Extracted entries
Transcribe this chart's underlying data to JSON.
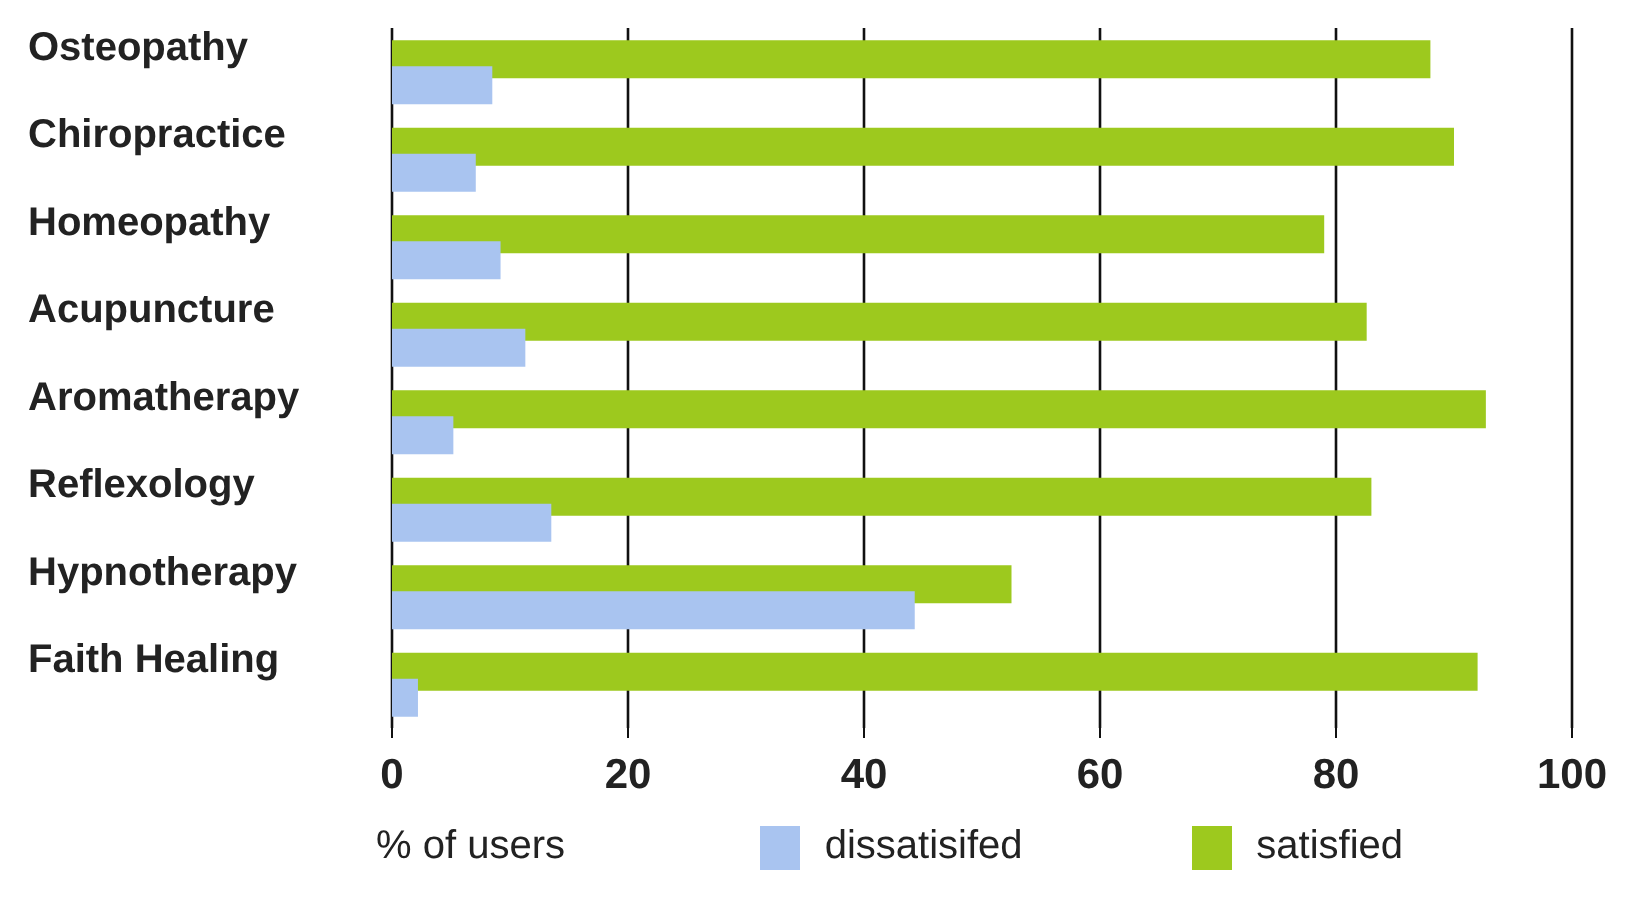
{
  "chart_data": {
    "type": "bar",
    "orientation": "horizontal",
    "xlabel": "% of users",
    "categories": [
      "Osteopathy",
      "Chiropractice",
      "Homeopathy",
      "Acupuncture",
      "Aromatherapy",
      "Reflexology",
      "Hypnotherapy",
      "Faith Healing"
    ],
    "series": [
      {
        "name": "dissatisifed",
        "color": "#a9c4f0",
        "values": [
          8.5,
          7.1,
          9.2,
          11.3,
          5.2,
          13.5,
          44.3,
          2.2
        ]
      },
      {
        "name": "satisfied",
        "color": "#9dc91e",
        "values": [
          88,
          90,
          79,
          82.6,
          92.7,
          83,
          52.5,
          92
        ]
      }
    ],
    "xlim": [
      0,
      100
    ],
    "xticks": [
      0,
      20,
      40,
      60,
      80,
      100
    ],
    "grid": "x",
    "legend": "bottom"
  }
}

Problem to solve
Repeat the records above exactly, leaving out the pictures.

Written response
Transcribe this chart's underlying data to JSON.
{
  "chart_data": {
    "type": "bar",
    "orientation": "horizontal",
    "xlabel": "% of users",
    "categories": [
      "Osteopathy",
      "Chiropractice",
      "Homeopathy",
      "Acupuncture",
      "Aromatherapy",
      "Reflexology",
      "Hypnotherapy",
      "Faith Healing"
    ],
    "series": [
      {
        "name": "dissatisifed",
        "color": "#a9c4f0",
        "values": [
          8.5,
          7.1,
          9.2,
          11.3,
          5.2,
          13.5,
          44.3,
          2.2
        ]
      },
      {
        "name": "satisfied",
        "color": "#9dc91e",
        "values": [
          88,
          90,
          79,
          82.6,
          92.7,
          83,
          52.5,
          92
        ]
      }
    ],
    "xlim": [
      0,
      100
    ],
    "xticks": [
      0,
      20,
      40,
      60,
      80,
      100
    ],
    "grid": "x",
    "legend": "bottom"
  }
}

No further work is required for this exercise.